_Required task_.
Could you copy every line from the material below in which "JSON" appears?

_Data for this task_.
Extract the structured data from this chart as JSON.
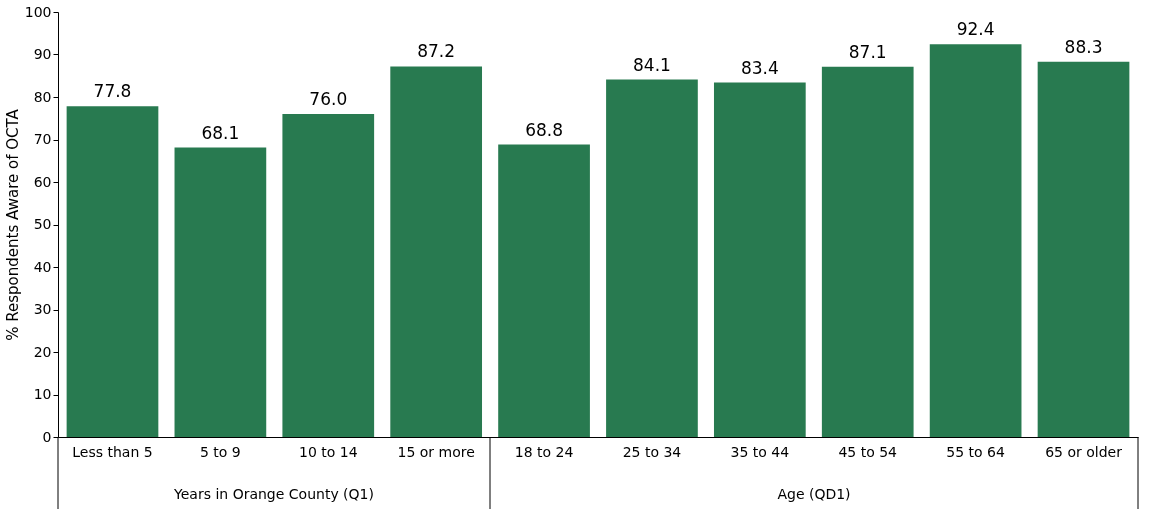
{
  "chart_data": {
    "type": "bar",
    "ylabel": "% Respondents Aware of OCTA",
    "categories": [
      "Less than 5",
      "5 to 9",
      "10 to 14",
      "15 or more",
      "18 to 24",
      "25 to 34",
      "35 to 44",
      "45 to 54",
      "55 to 64",
      "65 or older"
    ],
    "values": [
      77.8,
      68.1,
      76.0,
      87.2,
      68.8,
      84.1,
      83.4,
      87.1,
      92.4,
      88.3
    ],
    "color": "#287a50",
    "ylim": [
      0,
      100
    ],
    "yticks": [
      0,
      10,
      20,
      30,
      40,
      50,
      60,
      70,
      80,
      90,
      100
    ],
    "grid": false,
    "value_labels": [
      "77.8",
      "68.1",
      "76.0",
      "87.2",
      "68.8",
      "84.1",
      "83.4",
      "87.1",
      "92.4",
      "88.3"
    ],
    "annotations": [
      "Years in Orange County (Q1)",
      "Age (QD1)"
    ]
  }
}
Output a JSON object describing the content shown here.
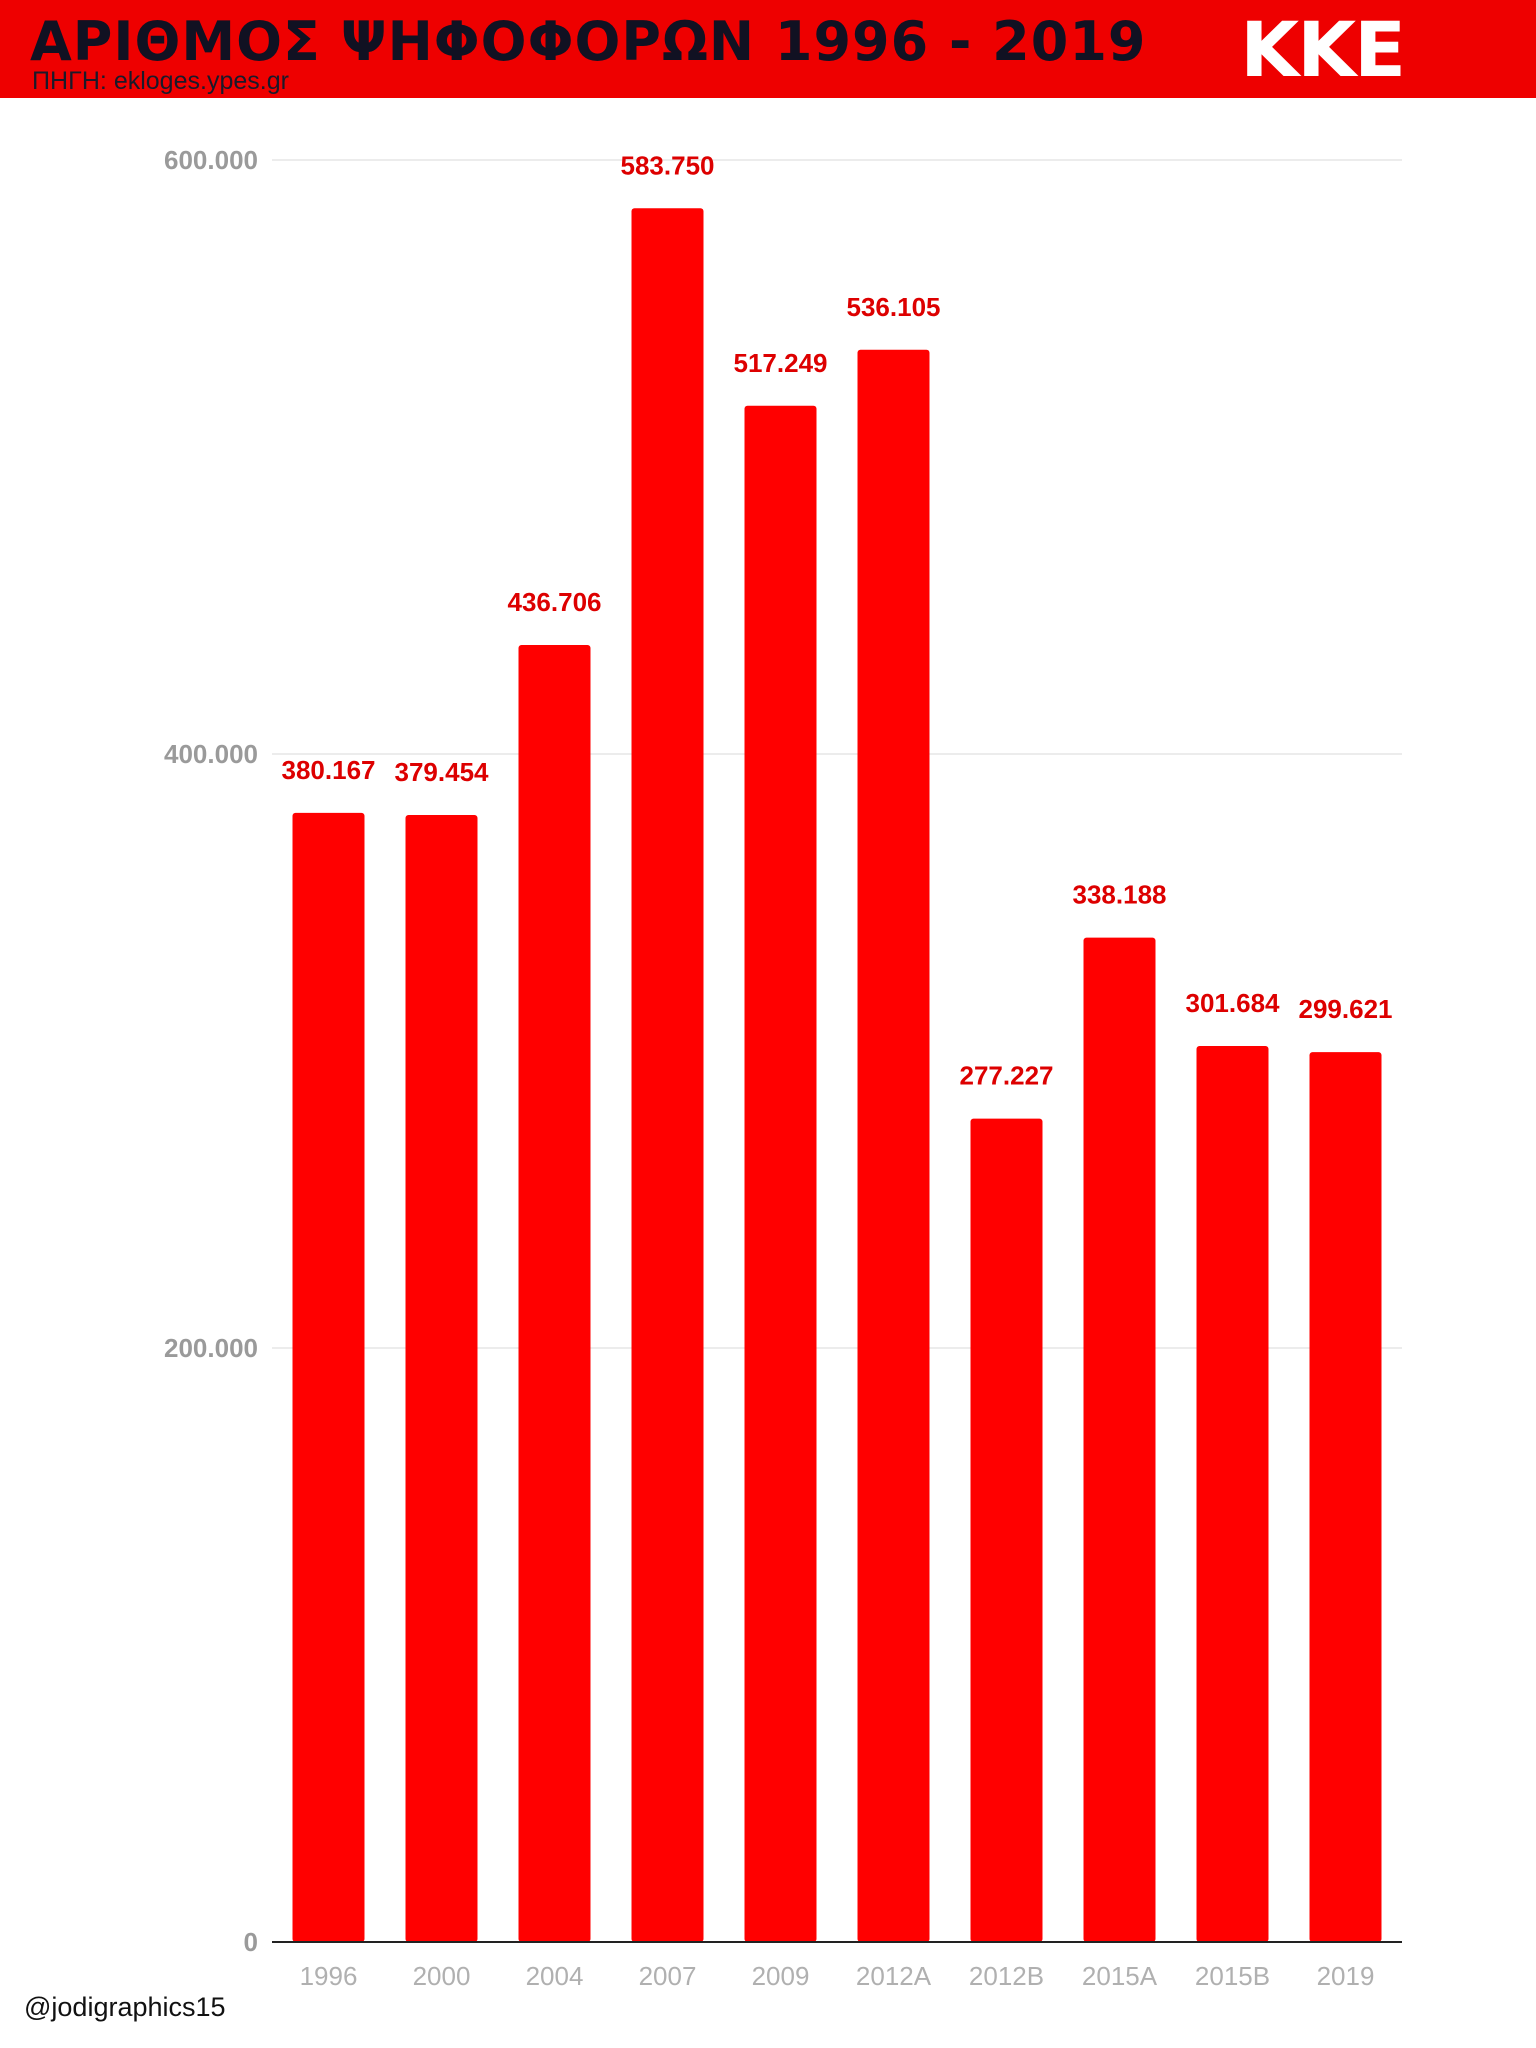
{
  "header": {
    "title": "ΑΡΙΘΜΟΣ ΨΗΦΟΦΟΡΩΝ 1996 - 2019",
    "source": "ΠΗΓΗ: ekloges.ypes.gr",
    "logo_text": "ΚΚΕ",
    "banner_color": "#ee0000"
  },
  "footer": {
    "credit": "@jodigraphics15"
  },
  "chart_data": {
    "type": "bar",
    "title": "ΑΡΙΘΜΟΣ ΨΗΦΟΦΟΡΩΝ 1996 - 2019",
    "xlabel": "",
    "ylabel": "",
    "categories": [
      "1996",
      "2000",
      "2004",
      "2007",
      "2009",
      "2012A",
      "2012B",
      "2015A",
      "2015B",
      "2019"
    ],
    "values": [
      380167,
      379454,
      436706,
      583750,
      517249,
      536105,
      277227,
      338188,
      301684,
      299621
    ],
    "value_labels": [
      "380.167",
      "379.454",
      "436.706",
      "583.750",
      "517.249",
      "536.105",
      "277.227",
      "338.188",
      "301.684",
      "299.621"
    ],
    "ylim": [
      0,
      600000
    ],
    "yticks": [
      0,
      200000,
      400000,
      600000
    ],
    "ytick_labels": [
      "0",
      "200.000",
      "400.000",
      "600.000"
    ],
    "grid": true,
    "bar_color": "#ff0000",
    "label_color": "#dd0000"
  }
}
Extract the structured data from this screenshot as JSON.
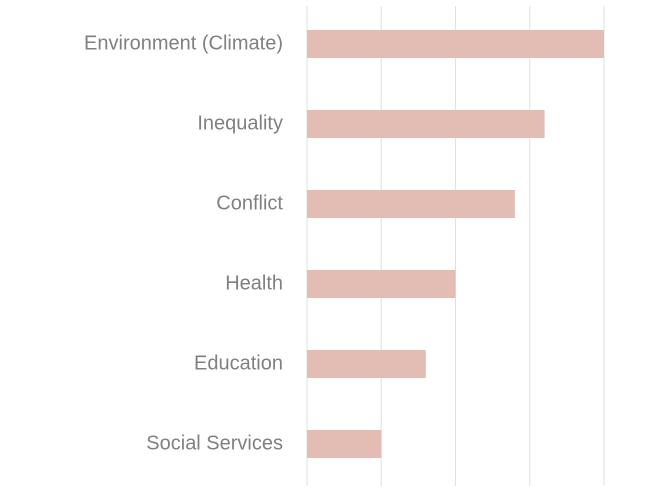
{
  "chart_data": {
    "type": "bar",
    "orientation": "horizontal",
    "categories": [
      "Environment (Climate)",
      "Inequality",
      "Conflict",
      "Health",
      "Education",
      "Social Services"
    ],
    "values": [
      4,
      3.2,
      2.8,
      2,
      1.6,
      1
    ],
    "color": "#e3bdb3",
    "xlim": [
      0,
      4
    ],
    "xticks": [
      0,
      1,
      2,
      3,
      4
    ],
    "grid": true
  }
}
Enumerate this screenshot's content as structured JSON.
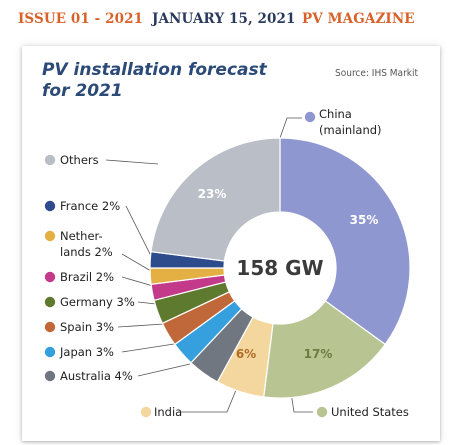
{
  "header": {
    "issue": "ISSUE 01 - 2021",
    "date": "JANUARY 15, 2021",
    "magazine": "PV MAGAZINE"
  },
  "chart_data": {
    "type": "pie",
    "title": "PV installation forecast for 2021",
    "title_lines": [
      "PV installation forecast",
      "for 2021"
    ],
    "source": "Source: IHS Markit",
    "center_label": "158 GW",
    "slices": [
      {
        "name": "China (mainland)",
        "label_lines": [
          "China",
          "(mainland)"
        ],
        "value": 35,
        "pct_label": "35%",
        "color": "#8e97d0"
      },
      {
        "name": "United States",
        "label_lines": [
          "United States"
        ],
        "value": 17,
        "pct_label": "17%",
        "color": "#b8c593"
      },
      {
        "name": "India",
        "label_lines": [
          "India"
        ],
        "value": 6,
        "pct_label": "6%",
        "color": "#f4d79e"
      },
      {
        "name": "Australia",
        "label_lines": [
          "Australia 4%"
        ],
        "value": 4,
        "pct_label": "",
        "color": "#717781"
      },
      {
        "name": "Japan",
        "label_lines": [
          "Japan 3%"
        ],
        "value": 3,
        "pct_label": "",
        "color": "#36a0de"
      },
      {
        "name": "Spain",
        "label_lines": [
          "Spain 3%"
        ],
        "value": 3,
        "pct_label": "",
        "color": "#c0683a"
      },
      {
        "name": "Germany",
        "label_lines": [
          "Germany 3%"
        ],
        "value": 3,
        "pct_label": "",
        "color": "#5e7a2e"
      },
      {
        "name": "Brazil",
        "label_lines": [
          "Brazil 2%"
        ],
        "value": 2,
        "pct_label": "",
        "color": "#c43a8a"
      },
      {
        "name": "Netherlands",
        "label_lines": [
          "Nether-",
          "lands 2%"
        ],
        "value": 2,
        "pct_label": "",
        "color": "#e5b043"
      },
      {
        "name": "France",
        "label_lines": [
          "France 2%"
        ],
        "value": 2,
        "pct_label": "",
        "color": "#2e4b8c"
      },
      {
        "name": "Others",
        "label_lines": [
          "Others"
        ],
        "value": 23,
        "pct_label": "23%",
        "color": "#b9bec7"
      }
    ]
  }
}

_Response for this exercise_.
Extract the structured data from this chart as JSON.
Output a JSON object describing the content shown here.
Extract the structured data from this screenshot as JSON.
Enumerate this screenshot's content as structured JSON.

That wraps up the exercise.